++++ RECORDS PROVIDED ++++

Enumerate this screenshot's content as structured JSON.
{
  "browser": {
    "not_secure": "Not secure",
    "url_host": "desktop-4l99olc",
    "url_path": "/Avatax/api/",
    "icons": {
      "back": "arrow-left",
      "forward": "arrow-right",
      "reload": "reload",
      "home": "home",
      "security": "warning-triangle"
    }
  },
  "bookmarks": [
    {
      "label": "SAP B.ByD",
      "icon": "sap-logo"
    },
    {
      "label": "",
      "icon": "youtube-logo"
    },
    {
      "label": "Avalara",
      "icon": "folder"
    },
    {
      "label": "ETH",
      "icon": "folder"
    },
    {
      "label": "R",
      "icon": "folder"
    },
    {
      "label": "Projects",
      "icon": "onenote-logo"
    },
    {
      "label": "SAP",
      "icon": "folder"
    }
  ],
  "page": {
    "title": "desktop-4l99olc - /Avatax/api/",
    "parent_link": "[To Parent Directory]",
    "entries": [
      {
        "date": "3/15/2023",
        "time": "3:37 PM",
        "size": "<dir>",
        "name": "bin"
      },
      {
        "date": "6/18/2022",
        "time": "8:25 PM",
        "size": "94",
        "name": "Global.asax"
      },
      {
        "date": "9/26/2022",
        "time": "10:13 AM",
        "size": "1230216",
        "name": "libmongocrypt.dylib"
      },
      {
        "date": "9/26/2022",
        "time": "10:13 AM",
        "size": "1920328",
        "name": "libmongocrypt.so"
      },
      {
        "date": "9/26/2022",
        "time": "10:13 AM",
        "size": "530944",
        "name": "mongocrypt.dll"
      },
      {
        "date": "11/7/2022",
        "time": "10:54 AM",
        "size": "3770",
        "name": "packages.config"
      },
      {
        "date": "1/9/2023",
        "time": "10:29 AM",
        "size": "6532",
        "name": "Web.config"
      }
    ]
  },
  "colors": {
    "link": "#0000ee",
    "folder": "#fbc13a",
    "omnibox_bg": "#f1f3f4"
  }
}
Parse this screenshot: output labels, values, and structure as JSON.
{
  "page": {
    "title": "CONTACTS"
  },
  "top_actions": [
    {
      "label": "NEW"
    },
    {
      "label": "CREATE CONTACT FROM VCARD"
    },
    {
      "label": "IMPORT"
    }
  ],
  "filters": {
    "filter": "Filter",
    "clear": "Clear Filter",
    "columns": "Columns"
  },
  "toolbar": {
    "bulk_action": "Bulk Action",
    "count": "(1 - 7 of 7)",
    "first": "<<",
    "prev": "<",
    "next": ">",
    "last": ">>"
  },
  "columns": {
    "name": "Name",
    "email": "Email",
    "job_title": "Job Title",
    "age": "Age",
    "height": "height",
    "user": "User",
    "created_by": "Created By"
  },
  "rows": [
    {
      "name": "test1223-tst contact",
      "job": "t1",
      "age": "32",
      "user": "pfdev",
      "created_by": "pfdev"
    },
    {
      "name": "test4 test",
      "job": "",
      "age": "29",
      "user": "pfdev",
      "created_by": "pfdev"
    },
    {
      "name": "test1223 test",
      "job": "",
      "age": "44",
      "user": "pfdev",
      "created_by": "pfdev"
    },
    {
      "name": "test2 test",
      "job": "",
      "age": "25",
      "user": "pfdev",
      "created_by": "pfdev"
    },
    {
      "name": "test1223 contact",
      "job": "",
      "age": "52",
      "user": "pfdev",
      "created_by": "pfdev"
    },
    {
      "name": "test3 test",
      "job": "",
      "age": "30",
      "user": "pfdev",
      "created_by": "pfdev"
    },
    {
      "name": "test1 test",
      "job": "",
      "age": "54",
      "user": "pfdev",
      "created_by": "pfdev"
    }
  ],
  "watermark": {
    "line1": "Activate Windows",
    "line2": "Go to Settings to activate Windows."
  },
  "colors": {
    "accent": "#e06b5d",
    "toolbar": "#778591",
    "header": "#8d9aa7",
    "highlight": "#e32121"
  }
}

++++

### EXERCISE GOAL
Each entry is to be returned in full, character for character.

### SOLUTION TO THIS EXERCISE
Enumerate this screenshot's content as structured JSON.
{
  "browser": {
    "not_secure": "Not secure",
    "url_host": "desktop-4l99olc",
    "url_path": "/Avatax/api/",
    "icons": {
      "back": "arrow-left",
      "forward": "arrow-right",
      "reload": "reload",
      "home": "home",
      "security": "warning-triangle"
    }
  },
  "bookmarks": [
    {
      "label": "SAP B.ByD",
      "icon": "sap-logo"
    },
    {
      "label": "",
      "icon": "youtube-logo"
    },
    {
      "label": "Avalara",
      "icon": "folder"
    },
    {
      "label": "ETH",
      "icon": "folder"
    },
    {
      "label": "R",
      "icon": "folder"
    },
    {
      "label": "Projects",
      "icon": "onenote-logo"
    },
    {
      "label": "SAP",
      "icon": "folder"
    }
  ],
  "page": {
    "title": "desktop-4l99olc - /Avatax/api/",
    "parent_link": "[To Parent Directory]",
    "entries": [
      {
        "date": "3/15/2023",
        "time": "3:37 PM",
        "size": "<dir>",
        "name": "bin"
      },
      {
        "date": "6/18/2022",
        "time": "8:25 PM",
        "size": "94",
        "name": "Global.asax"
      },
      {
        "date": "9/26/2022",
        "time": "10:13 AM",
        "size": "1230216",
        "name": "libmongocrypt.dylib"
      },
      {
        "date": "9/26/2022",
        "time": "10:13 AM",
        "size": "1920328",
        "name": "libmongocrypt.so"
      },
      {
        "date": "9/26/2022",
        "time": "10:13 AM",
        "size": "530944",
        "name": "mongocrypt.dll"
      },
      {
        "date": "11/7/2022",
        "time": "10:54 AM",
        "size": "3770",
        "name": "packages.config"
      },
      {
        "date": "1/9/2023",
        "time": "10:29 AM",
        "size": "6532",
        "name": "Web.config"
      }
    ]
  },
  "colors": {
    "link": "#0000ee",
    "folder": "#fbc13a",
    "omnibox_bg": "#f1f3f4"
  }
}
Parse this screenshot: output labels, values, and structure as JSON.
{
  "page": {
    "title": "CONTACTS"
  },
  "top_actions": [
    {
      "label": "NEW"
    },
    {
      "label": "CREATE CONTACT FROM VCARD"
    },
    {
      "label": "IMPORT"
    }
  ],
  "filters": {
    "filter": "Filter",
    "clear": "Clear Filter",
    "columns": "Columns"
  },
  "toolbar": {
    "bulk_action": "Bulk Action",
    "count": "(1 - 7 of 7)",
    "first": "<<",
    "prev": "<",
    "next": ">",
    "last": ">>"
  },
  "columns": {
    "name": "Name",
    "email": "Email",
    "job_title": "Job Title",
    "age": "Age",
    "height": "height",
    "user": "User",
    "created_by": "Created By"
  },
  "rows": [
    {
      "name": "test1223-tst contact",
      "job": "t1",
      "age": "32",
      "user": "pfdev",
      "created_by": "pfdev"
    },
    {
      "name": "test4 test",
      "job": "",
      "age": "29",
      "user": "pfdev",
      "created_by": "pfdev"
    },
    {
      "name": "test1223 test",
      "job": "",
      "age": "44",
      "user": "pfdev",
      "created_by": "pfdev"
    },
    {
      "name": "test2 test",
      "job": "",
      "age": "25",
      "user": "pfdev",
      "created_by": "pfdev"
    },
    {
      "name": "test1223 contact",
      "job": "",
      "age": "52",
      "user": "pfdev",
      "created_by": "pfdev"
    },
    {
      "name": "test3 test",
      "job": "",
      "age": "30",
      "user": "pfdev",
      "created_by": "pfdev"
    },
    {
      "name": "test1 test",
      "job": "",
      "age": "54",
      "user": "pfdev",
      "created_by": "pfdev"
    }
  ],
  "watermark": {
    "line1": "Activate Windows",
    "line2": "Go to Settings to activate Windows."
  },
  "colors": {
    "accent": "#e06b5d",
    "toolbar": "#778591",
    "header": "#8d9aa7",
    "highlight": "#e32121"
  }
}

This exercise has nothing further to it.